- **WHAT YOU WILL DO**
Copy out the complete listing, word for word.

- **DATASET RECORDS**
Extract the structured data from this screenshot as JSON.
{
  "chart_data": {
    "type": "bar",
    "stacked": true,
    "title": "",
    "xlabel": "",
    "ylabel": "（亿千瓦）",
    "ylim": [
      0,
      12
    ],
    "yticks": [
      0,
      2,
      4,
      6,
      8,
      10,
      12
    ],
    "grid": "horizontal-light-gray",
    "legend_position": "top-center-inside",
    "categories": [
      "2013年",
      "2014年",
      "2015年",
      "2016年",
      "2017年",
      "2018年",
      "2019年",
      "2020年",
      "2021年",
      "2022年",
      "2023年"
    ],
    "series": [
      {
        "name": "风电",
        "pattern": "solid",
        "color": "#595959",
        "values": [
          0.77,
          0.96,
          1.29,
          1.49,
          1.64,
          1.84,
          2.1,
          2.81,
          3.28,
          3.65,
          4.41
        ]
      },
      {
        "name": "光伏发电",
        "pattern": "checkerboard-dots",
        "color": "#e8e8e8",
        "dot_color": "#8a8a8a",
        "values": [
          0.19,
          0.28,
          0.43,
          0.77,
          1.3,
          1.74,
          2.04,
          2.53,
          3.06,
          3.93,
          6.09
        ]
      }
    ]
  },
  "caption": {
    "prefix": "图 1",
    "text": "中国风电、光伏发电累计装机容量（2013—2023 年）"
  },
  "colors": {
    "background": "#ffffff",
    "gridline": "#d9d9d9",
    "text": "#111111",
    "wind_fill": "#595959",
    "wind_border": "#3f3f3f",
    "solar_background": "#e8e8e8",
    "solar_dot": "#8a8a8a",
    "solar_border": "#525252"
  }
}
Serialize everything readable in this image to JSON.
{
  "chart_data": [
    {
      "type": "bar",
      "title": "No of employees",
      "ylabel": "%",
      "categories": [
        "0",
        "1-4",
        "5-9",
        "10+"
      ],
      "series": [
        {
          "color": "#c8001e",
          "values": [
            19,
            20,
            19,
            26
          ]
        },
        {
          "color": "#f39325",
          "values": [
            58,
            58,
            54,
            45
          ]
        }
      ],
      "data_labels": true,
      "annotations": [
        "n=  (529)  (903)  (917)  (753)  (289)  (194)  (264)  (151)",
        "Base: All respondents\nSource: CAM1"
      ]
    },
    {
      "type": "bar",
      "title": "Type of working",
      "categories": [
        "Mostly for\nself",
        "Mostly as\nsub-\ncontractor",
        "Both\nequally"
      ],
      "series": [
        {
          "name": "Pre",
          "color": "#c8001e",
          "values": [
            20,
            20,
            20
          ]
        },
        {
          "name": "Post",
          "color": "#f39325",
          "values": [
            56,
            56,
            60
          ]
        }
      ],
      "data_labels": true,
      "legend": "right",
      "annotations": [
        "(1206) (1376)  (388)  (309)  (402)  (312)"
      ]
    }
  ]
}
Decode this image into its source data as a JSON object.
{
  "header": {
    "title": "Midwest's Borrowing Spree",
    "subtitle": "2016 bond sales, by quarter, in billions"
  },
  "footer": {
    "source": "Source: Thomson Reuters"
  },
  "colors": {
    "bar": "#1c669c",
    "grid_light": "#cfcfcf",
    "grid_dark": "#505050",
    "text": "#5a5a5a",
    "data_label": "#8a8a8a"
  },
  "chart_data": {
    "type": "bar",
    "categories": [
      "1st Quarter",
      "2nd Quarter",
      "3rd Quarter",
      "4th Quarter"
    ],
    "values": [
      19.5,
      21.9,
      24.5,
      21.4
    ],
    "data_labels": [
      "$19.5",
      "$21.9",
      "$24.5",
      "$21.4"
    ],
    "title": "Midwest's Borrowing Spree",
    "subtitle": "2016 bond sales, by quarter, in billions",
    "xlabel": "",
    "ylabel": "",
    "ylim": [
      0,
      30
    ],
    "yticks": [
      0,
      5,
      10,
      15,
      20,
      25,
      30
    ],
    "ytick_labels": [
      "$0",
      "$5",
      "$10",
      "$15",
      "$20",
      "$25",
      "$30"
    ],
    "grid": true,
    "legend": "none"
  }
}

- **COMPLETE ANSWER**
Extract the structured data from this screenshot as JSON.
{
  "chart_data": {
    "type": "bar",
    "stacked": true,
    "title": "",
    "xlabel": "",
    "ylabel": "（亿千瓦）",
    "ylim": [
      0,
      12
    ],
    "yticks": [
      0,
      2,
      4,
      6,
      8,
      10,
      12
    ],
    "grid": "horizontal-light-gray",
    "legend_position": "top-center-inside",
    "categories": [
      "2013年",
      "2014年",
      "2015年",
      "2016年",
      "2017年",
      "2018年",
      "2019年",
      "2020年",
      "2021年",
      "2022年",
      "2023年"
    ],
    "series": [
      {
        "name": "风电",
        "pattern": "solid",
        "color": "#595959",
        "values": [
          0.77,
          0.96,
          1.29,
          1.49,
          1.64,
          1.84,
          2.1,
          2.81,
          3.28,
          3.65,
          4.41
        ]
      },
      {
        "name": "光伏发电",
        "pattern": "checkerboard-dots",
        "color": "#e8e8e8",
        "dot_color": "#8a8a8a",
        "values": [
          0.19,
          0.28,
          0.43,
          0.77,
          1.3,
          1.74,
          2.04,
          2.53,
          3.06,
          3.93,
          6.09
        ]
      }
    ]
  },
  "caption": {
    "prefix": "图 1",
    "text": "中国风电、光伏发电累计装机容量（2013—2023 年）"
  },
  "colors": {
    "background": "#ffffff",
    "gridline": "#d9d9d9",
    "text": "#111111",
    "wind_fill": "#595959",
    "wind_border": "#3f3f3f",
    "solar_background": "#e8e8e8",
    "solar_dot": "#8a8a8a",
    "solar_border": "#525252"
  }
}
Serialize everything readable in this image to JSON.
{
  "chart_data": [
    {
      "type": "bar",
      "title": "No of employees",
      "ylabel": "%",
      "categories": [
        "0",
        "1-4",
        "5-9",
        "10+"
      ],
      "series": [
        {
          "color": "#c8001e",
          "values": [
            19,
            20,
            19,
            26
          ]
        },
        {
          "color": "#f39325",
          "values": [
            58,
            58,
            54,
            45
          ]
        }
      ],
      "data_labels": true,
      "annotations": [
        "n=  (529)  (903)  (917)  (753)  (289)  (194)  (264)  (151)",
        "Base: All respondents\nSource: CAM1"
      ]
    },
    {
      "type": "bar",
      "title": "Type of working",
      "categories": [
        "Mostly for\nself",
        "Mostly as\nsub-\ncontractor",
        "Both\nequally"
      ],
      "series": [
        {
          "name": "Pre",
          "color": "#c8001e",
          "values": [
            20,
            20,
            20
          ]
        },
        {
          "name": "Post",
          "color": "#f39325",
          "values": [
            56,
            56,
            60
          ]
        }
      ],
      "data_labels": true,
      "legend": "right",
      "annotations": [
        "(1206) (1376)  (388)  (309)  (402)  (312)"
      ]
    }
  ]
}
Decode this image into its source data as a JSON object.
{
  "header": {
    "title": "Midwest's Borrowing Spree",
    "subtitle": "2016 bond sales, by quarter, in billions"
  },
  "footer": {
    "source": "Source: Thomson Reuters"
  },
  "colors": {
    "bar": "#1c669c",
    "grid_light": "#cfcfcf",
    "grid_dark": "#505050",
    "text": "#5a5a5a",
    "data_label": "#8a8a8a"
  },
  "chart_data": {
    "type": "bar",
    "categories": [
      "1st Quarter",
      "2nd Quarter",
      "3rd Quarter",
      "4th Quarter"
    ],
    "values": [
      19.5,
      21.9,
      24.5,
      21.4
    ],
    "data_labels": [
      "$19.5",
      "$21.9",
      "$24.5",
      "$21.4"
    ],
    "title": "Midwest's Borrowing Spree",
    "subtitle": "2016 bond sales, by quarter, in billions",
    "xlabel": "",
    "ylabel": "",
    "ylim": [
      0,
      30
    ],
    "yticks": [
      0,
      5,
      10,
      15,
      20,
      25,
      30
    ],
    "ytick_labels": [
      "$0",
      "$5",
      "$10",
      "$15",
      "$20",
      "$25",
      "$30"
    ],
    "grid": true,
    "legend": "none"
  }
}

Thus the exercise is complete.